* TASK PROMPT: Scan the material and copy every line in which "Doch" appears.

* SOURCE RECORDS:
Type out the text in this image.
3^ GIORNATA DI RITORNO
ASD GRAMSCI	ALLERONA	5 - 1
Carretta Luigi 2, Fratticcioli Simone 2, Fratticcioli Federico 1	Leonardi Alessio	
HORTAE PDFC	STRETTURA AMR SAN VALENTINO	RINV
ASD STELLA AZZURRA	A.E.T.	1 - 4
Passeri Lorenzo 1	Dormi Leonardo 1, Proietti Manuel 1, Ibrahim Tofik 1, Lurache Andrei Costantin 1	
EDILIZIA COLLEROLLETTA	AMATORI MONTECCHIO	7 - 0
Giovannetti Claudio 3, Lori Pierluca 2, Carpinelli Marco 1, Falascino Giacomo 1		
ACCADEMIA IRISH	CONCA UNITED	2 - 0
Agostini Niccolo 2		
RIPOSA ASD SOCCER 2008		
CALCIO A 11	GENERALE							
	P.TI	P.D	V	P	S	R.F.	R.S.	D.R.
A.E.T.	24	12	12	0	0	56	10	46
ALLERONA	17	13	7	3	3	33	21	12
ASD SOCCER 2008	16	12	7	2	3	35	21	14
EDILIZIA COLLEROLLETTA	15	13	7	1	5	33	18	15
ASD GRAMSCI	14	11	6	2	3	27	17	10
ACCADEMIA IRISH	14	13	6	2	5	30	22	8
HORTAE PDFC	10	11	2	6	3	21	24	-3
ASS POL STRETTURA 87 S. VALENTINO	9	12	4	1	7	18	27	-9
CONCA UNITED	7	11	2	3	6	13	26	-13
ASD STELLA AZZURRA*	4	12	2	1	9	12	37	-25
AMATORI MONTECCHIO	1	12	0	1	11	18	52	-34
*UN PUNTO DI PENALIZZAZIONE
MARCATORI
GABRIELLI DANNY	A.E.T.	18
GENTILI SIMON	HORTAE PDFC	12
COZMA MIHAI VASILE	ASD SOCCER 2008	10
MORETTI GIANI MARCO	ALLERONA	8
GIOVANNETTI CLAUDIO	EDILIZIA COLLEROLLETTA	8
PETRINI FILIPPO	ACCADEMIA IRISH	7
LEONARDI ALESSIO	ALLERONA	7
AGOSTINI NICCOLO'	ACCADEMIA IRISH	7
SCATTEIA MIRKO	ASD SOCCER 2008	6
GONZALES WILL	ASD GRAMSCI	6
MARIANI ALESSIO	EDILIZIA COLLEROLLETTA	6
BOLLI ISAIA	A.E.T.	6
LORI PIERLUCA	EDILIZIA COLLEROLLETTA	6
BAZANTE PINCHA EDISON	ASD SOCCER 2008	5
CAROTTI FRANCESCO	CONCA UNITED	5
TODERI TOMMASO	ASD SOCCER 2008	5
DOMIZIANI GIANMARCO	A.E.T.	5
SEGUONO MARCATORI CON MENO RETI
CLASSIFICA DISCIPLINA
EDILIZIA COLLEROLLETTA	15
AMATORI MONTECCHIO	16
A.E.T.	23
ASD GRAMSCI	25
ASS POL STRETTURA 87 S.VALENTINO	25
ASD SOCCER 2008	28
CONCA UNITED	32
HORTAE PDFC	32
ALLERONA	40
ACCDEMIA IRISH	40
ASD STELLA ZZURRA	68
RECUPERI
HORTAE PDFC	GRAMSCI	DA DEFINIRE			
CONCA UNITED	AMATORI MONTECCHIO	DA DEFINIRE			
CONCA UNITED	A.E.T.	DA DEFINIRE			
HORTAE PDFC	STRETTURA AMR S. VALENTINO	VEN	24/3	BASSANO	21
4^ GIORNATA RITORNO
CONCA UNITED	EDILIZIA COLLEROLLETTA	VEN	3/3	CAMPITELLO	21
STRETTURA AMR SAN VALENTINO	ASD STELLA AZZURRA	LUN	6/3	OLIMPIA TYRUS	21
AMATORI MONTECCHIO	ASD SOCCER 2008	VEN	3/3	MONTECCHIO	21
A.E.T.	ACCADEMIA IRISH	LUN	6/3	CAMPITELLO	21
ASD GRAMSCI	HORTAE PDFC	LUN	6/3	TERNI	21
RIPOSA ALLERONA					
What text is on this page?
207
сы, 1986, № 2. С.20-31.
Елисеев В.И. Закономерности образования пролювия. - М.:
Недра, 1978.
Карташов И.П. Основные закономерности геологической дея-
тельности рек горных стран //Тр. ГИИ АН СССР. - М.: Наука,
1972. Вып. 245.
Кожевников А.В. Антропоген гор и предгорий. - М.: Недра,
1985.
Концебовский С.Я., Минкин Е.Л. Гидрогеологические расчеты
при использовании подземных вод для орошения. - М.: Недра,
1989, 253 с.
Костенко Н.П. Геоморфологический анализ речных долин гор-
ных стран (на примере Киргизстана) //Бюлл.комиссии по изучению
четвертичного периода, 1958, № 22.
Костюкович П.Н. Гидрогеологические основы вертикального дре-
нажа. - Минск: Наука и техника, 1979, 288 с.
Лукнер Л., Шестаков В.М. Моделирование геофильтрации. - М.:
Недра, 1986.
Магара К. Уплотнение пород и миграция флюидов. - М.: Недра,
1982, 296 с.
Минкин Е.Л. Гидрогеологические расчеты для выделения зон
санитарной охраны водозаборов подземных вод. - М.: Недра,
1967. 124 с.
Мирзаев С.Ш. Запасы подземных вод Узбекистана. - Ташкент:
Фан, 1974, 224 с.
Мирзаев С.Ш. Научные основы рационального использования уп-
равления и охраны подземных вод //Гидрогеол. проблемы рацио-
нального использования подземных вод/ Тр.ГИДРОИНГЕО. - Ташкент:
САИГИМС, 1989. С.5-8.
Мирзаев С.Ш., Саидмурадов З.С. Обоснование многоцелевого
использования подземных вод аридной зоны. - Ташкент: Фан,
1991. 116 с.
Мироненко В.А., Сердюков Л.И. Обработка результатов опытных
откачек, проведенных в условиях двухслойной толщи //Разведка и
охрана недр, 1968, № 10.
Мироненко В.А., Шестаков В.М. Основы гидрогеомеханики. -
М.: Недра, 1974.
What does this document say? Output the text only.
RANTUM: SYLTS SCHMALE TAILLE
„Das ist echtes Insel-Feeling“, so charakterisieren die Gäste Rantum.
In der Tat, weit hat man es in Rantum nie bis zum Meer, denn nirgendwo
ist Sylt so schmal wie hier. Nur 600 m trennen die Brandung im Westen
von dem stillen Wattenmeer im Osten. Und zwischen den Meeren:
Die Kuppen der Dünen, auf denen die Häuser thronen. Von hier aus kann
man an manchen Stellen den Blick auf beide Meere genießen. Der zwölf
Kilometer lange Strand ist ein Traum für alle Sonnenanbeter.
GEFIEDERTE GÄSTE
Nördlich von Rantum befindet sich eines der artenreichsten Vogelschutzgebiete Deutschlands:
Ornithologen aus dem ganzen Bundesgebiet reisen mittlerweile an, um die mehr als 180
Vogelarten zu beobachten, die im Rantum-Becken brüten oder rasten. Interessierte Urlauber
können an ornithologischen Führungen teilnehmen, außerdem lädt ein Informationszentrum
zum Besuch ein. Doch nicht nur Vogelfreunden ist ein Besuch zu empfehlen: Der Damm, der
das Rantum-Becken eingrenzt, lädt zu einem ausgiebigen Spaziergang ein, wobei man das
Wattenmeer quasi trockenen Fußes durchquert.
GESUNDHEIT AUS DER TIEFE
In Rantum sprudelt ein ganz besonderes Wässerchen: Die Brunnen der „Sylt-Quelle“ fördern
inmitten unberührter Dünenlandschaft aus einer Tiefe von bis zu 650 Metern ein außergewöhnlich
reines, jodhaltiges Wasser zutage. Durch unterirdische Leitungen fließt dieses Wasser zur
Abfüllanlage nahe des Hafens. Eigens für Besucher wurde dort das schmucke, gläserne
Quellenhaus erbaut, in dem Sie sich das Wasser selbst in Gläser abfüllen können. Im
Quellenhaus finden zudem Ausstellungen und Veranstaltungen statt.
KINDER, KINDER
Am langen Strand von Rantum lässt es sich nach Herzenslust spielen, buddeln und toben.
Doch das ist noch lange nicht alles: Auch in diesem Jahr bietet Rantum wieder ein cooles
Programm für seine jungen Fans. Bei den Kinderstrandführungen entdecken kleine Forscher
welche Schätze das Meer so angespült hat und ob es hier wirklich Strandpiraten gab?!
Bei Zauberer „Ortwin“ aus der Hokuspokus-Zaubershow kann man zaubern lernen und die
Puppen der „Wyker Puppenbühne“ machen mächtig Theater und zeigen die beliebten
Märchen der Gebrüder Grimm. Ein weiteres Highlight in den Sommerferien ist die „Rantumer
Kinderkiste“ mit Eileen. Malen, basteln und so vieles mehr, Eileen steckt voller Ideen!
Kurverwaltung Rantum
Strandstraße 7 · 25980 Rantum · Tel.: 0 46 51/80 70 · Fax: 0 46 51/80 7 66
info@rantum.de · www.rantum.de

* COMPLETE RESPONSE:
zum Besuch ein. Doch nicht nur Vogelfreunden ist ein Besuch zu empfehlen: Der Damm, der
Doch das ist noch lange nicht alles: Auch in diesem Jahr bietet Rantum wieder ein cooles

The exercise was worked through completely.